-- Raw data --
_ _ _

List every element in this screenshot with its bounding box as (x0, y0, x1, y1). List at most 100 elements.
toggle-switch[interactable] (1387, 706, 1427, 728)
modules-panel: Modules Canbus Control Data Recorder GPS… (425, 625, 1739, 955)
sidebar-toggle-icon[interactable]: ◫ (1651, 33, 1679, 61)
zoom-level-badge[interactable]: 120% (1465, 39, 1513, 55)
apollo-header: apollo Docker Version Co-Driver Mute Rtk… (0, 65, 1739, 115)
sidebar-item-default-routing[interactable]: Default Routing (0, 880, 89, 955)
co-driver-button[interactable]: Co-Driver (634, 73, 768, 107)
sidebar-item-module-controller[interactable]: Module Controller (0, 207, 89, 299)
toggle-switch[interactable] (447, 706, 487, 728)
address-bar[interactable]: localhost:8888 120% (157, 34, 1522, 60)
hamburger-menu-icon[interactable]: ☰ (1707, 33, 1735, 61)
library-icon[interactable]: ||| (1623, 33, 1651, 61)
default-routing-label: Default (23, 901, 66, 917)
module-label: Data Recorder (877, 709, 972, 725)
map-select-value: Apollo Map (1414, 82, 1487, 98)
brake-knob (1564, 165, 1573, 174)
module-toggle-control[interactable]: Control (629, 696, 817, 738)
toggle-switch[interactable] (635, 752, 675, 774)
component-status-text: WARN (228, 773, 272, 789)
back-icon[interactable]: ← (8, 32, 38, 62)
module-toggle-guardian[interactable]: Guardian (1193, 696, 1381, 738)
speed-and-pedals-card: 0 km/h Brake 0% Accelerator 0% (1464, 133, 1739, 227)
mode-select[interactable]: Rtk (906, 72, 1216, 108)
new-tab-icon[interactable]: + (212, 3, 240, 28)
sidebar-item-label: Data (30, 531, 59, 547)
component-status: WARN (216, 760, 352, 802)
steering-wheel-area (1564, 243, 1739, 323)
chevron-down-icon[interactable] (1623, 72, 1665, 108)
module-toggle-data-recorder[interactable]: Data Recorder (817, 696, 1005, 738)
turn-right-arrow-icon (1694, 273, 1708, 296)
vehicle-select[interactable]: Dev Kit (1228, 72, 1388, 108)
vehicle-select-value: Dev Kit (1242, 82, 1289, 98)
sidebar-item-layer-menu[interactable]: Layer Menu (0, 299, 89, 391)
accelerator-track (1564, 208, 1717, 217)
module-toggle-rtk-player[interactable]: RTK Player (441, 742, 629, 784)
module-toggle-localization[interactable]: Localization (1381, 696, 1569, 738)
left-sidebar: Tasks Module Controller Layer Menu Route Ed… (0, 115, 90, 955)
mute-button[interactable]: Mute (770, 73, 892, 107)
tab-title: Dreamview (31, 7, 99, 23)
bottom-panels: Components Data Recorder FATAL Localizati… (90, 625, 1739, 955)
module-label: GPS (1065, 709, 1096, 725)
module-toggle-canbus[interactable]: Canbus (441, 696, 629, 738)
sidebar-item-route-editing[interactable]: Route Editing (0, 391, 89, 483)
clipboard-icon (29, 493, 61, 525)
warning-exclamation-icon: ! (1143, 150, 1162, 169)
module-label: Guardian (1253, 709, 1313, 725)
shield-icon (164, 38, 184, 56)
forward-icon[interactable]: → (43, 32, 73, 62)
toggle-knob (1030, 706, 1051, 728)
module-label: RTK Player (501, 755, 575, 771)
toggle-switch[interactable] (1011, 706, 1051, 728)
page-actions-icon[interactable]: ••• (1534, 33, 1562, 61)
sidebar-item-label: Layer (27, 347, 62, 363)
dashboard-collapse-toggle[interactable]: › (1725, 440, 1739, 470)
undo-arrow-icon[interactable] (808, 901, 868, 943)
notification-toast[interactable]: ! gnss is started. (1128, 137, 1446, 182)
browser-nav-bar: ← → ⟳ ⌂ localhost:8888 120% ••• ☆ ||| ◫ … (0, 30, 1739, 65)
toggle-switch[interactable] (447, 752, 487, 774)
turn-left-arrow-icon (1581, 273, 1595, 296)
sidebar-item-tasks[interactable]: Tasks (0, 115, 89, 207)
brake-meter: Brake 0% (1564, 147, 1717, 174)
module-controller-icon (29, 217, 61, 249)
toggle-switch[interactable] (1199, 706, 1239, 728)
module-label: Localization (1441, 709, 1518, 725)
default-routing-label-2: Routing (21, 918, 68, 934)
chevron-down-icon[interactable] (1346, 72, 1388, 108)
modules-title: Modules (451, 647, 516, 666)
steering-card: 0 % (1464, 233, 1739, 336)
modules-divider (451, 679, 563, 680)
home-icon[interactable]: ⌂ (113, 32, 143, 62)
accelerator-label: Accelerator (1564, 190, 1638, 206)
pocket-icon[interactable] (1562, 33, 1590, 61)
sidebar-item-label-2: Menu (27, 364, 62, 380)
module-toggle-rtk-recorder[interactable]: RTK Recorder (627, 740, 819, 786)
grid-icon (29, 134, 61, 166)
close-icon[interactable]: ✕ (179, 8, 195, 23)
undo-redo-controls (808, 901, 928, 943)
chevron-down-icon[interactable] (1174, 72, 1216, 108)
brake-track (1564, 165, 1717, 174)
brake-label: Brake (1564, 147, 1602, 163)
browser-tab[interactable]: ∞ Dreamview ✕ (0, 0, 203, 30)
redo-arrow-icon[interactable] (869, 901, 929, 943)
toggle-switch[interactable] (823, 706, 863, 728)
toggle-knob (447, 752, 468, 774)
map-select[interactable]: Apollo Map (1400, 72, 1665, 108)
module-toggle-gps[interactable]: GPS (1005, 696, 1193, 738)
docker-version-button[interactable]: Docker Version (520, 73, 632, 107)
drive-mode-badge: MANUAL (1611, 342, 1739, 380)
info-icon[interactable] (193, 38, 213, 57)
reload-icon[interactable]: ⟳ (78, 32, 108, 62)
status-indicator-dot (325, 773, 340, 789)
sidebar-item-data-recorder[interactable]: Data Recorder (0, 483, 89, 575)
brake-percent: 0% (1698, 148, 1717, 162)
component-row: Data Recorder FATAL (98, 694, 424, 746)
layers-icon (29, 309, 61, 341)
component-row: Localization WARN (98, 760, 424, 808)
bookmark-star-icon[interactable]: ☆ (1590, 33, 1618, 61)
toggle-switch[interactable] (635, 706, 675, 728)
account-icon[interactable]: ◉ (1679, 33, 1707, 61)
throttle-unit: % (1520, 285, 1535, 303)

_ _ _

Can you return every line of the records above verbatim, with nothing added, dropped, or changed?

-- Result of this exercise --
List every element in this screenshot with its bounding box as (x0, y0, x1, y1). List at most 100 elements.
toggle-switch[interactable] (1387, 706, 1427, 728)
modules-panel: Modules Canbus Control Data Recorder GPS… (425, 625, 1739, 955)
sidebar-toggle-icon[interactable]: ◫ (1651, 33, 1679, 61)
zoom-level-badge[interactable]: 120% (1465, 39, 1513, 55)
apollo-header: apollo Docker Version Co-Driver Mute Rtk… (0, 65, 1739, 115)
sidebar-item-default-routing[interactable]: Default Routing (0, 880, 89, 955)
co-driver-button[interactable]: Co-Driver (634, 73, 768, 107)
sidebar-item-module-controller[interactable]: Module Controller (0, 207, 89, 299)
toggle-switch[interactable] (447, 706, 487, 728)
address-bar[interactable]: localhost:8888 120% (157, 34, 1522, 60)
hamburger-menu-icon[interactable]: ☰ (1707, 33, 1735, 61)
library-icon[interactable]: ||| (1623, 33, 1651, 61)
default-routing-label: Default (23, 901, 66, 917)
module-label: Data Recorder (877, 709, 972, 725)
map-select-value: Apollo Map (1414, 82, 1487, 98)
brake-knob (1564, 165, 1573, 174)
module-toggle-control[interactable]: Control (629, 696, 817, 738)
toggle-switch[interactable] (635, 752, 675, 774)
component-status-text: WARN (228, 773, 272, 789)
back-icon[interactable]: ← (8, 32, 38, 62)
module-toggle-guardian[interactable]: Guardian (1193, 696, 1381, 738)
speed-and-pedals-card: 0 km/h Brake 0% Accelerator 0% (1464, 133, 1739, 227)
mode-select[interactable]: Rtk (906, 72, 1216, 108)
new-tab-icon[interactable]: + (212, 3, 240, 28)
sidebar-item-label: Data (30, 531, 59, 547)
component-status: WARN (216, 760, 352, 802)
steering-wheel-area (1564, 243, 1739, 323)
chevron-down-icon[interactable] (1623, 72, 1665, 108)
module-toggle-data-recorder[interactable]: Data Recorder (817, 696, 1005, 738)
turn-right-arrow-icon (1694, 273, 1708, 296)
vehicle-select[interactable]: Dev Kit (1228, 72, 1388, 108)
vehicle-select-value: Dev Kit (1242, 82, 1289, 98)
sidebar-item-layer-menu[interactable]: Layer Menu (0, 299, 89, 391)
accelerator-track (1564, 208, 1717, 217)
module-toggle-rtk-player[interactable]: RTK Player (441, 742, 629, 784)
module-toggle-localization[interactable]: Localization (1381, 696, 1569, 738)
left-sidebar: Tasks Module Controller Layer Menu Route Ed… (0, 115, 90, 955)
mute-button[interactable]: Mute (770, 73, 892, 107)
tab-title: Dreamview (31, 7, 99, 23)
bottom-panels: Components Data Recorder FATAL Localizati… (90, 625, 1739, 955)
module-label: GPS (1065, 709, 1096, 725)
module-toggle-canbus[interactable]: Canbus (441, 696, 629, 738)
sidebar-item-route-editing[interactable]: Route Editing (0, 391, 89, 483)
clipboard-icon (29, 493, 61, 525)
warning-exclamation-icon: ! (1143, 150, 1162, 169)
module-label: Guardian (1253, 709, 1313, 725)
shield-icon (164, 38, 184, 56)
forward-icon[interactable]: → (43, 32, 73, 62)
toggle-knob (1030, 706, 1051, 728)
module-label: RTK Player (501, 755, 575, 771)
toggle-switch[interactable] (1011, 706, 1051, 728)
page-actions-icon[interactable]: ••• (1534, 33, 1562, 61)
sidebar-item-label: Layer (27, 347, 62, 363)
dashboard-collapse-toggle[interactable]: › (1725, 440, 1739, 470)
undo-arrow-icon[interactable] (808, 901, 868, 943)
notification-toast[interactable]: ! gnss is started. (1128, 137, 1446, 182)
browser-nav-bar: ← → ⟳ ⌂ localhost:8888 120% ••• ☆ ||| ◫ … (0, 30, 1739, 65)
toggle-switch[interactable] (447, 752, 487, 774)
turn-left-arrow-icon (1581, 273, 1595, 296)
sidebar-item-tasks[interactable]: Tasks (0, 115, 89, 207)
brake-meter: Brake 0% (1564, 147, 1717, 174)
module-controller-icon (29, 217, 61, 249)
toggle-switch[interactable] (1199, 706, 1239, 728)
module-label: Localization (1441, 709, 1518, 725)
default-routing-label-2: Routing (21, 918, 68, 934)
chevron-down-icon[interactable] (1346, 72, 1388, 108)
modules-title: Modules (451, 647, 516, 666)
steering-card: 0 % (1464, 233, 1739, 336)
modules-divider (451, 679, 563, 680)
home-icon[interactable]: ⌂ (113, 32, 143, 62)
accelerator-label: Accelerator (1564, 190, 1638, 206)
pocket-icon[interactable] (1562, 33, 1590, 61)
sidebar-item-label-2: Menu (27, 364, 62, 380)
module-toggle-rtk-recorder[interactable]: RTK Recorder (627, 740, 819, 786)
grid-icon (29, 134, 61, 166)
close-icon[interactable]: ✕ (179, 8, 195, 23)
undo-redo-controls (808, 901, 928, 943)
chevron-down-icon[interactable] (1174, 72, 1216, 108)
brake-track (1564, 165, 1717, 174)
brake-label: Brake (1564, 147, 1602, 163)
browser-tab[interactable]: ∞ Dreamview ✕ (0, 0, 203, 30)
redo-arrow-icon[interactable] (869, 901, 929, 943)
toggle-switch[interactable] (823, 706, 863, 728)
toggle-knob (447, 752, 468, 774)
map-select[interactable]: Apollo Map (1400, 72, 1665, 108)
module-toggle-gps[interactable]: GPS (1005, 696, 1193, 738)
docker-version-button[interactable]: Docker Version (520, 73, 632, 107)
drive-mode-badge: MANUAL (1611, 342, 1739, 380)
info-icon[interactable] (193, 38, 213, 57)
reload-icon[interactable]: ⟳ (78, 32, 108, 62)
status-indicator-dot (325, 773, 340, 789)
sidebar-item-data-recorder[interactable]: Data Recorder (0, 483, 89, 575)
brake-percent: 0% (1698, 148, 1717, 162)
component-row: Data Recorder FATAL (98, 694, 424, 746)
layers-icon (29, 309, 61, 341)
component-row: Localization WARN (98, 760, 424, 808)
bookmark-star-icon[interactable]: ☆ (1590, 33, 1618, 61)
toggle-switch[interactable] (635, 706, 675, 728)
account-icon[interactable]: ◉ (1679, 33, 1707, 61)
throttle-unit: % (1520, 285, 1535, 303)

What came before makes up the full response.